- WHAT IS ASKED -
Print the listing below in its entirety, character for character.

- PROVIDED DATA -
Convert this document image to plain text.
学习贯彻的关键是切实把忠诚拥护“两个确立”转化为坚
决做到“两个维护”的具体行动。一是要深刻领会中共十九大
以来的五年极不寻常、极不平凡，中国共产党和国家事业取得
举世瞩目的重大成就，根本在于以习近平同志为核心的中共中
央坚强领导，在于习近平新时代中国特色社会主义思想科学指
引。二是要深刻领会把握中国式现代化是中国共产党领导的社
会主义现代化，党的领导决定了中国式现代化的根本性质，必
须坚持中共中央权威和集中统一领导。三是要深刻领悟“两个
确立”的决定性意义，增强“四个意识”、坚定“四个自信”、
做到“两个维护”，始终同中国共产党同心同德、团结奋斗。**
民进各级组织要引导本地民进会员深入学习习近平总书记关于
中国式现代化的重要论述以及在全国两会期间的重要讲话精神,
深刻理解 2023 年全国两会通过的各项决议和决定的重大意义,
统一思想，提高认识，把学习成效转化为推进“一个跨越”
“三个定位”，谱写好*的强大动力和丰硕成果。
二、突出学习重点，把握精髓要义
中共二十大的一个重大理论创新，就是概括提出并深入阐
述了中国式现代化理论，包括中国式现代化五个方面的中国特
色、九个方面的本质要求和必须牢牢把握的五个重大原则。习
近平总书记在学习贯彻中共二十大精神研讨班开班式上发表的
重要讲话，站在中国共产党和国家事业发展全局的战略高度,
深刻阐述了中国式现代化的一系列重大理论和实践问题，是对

- TASK OUTPUT -
Convert this document image to plain text.
学习贯彻的关键是切实把忠诚拥护“两个确立”转化为坚
决做到“两个维护”的具体行动。一是要深刻领会中共十九大
以来的五年极不寻常、极不平凡，中国共产党和国家事业取得
举世瞩目的重大成就，根本在于以习近平同志为核心的中共中
央坚强领导，在于习近平新时代中国特色社会主义思想科学指
引。二是要深刻领会把握中国式现代化是中国共产党领导的社
会主义现代化，党的领导决定了中国式现代化的根本性质，必
须坚持中共中央权威和集中统一领导。三是要深刻领悟“两个
确立”的决定性意义，增强“四个意识”、坚定“四个自信”、
做到“两个维护”，始终同中国共产党同心同德、团结奋斗。**
民进各级组织要引导本地民进会员深入学习习近平总书记关于
中国式现代化的重要论述以及在全国两会期间的重要讲话精神,
深刻理解 2023 年全国两会通过的各项决议和决定的重大意义,
统一思想，提高认识，把学习成效转化为推进“一个跨越”
“三个定位”，谱写好*的强大动力和丰硕成果。
二、突出学习重点，把握精髓要义
中共二十大的一个重大理论创新，就是概括提出并深入阐
述了中国式现代化理论，包括中国式现代化五个方面的中国特
色、九个方面的本质要求和必须牢牢把握的五个重大原则。习
近平总书记在学习贯彻中共二十大精神研讨班开班式上发表的
重要讲话，站在中国共产党和国家事业发展全局的战略高度,
深刻阐述了中国式现代化的一系列重大理论和实践问题，是对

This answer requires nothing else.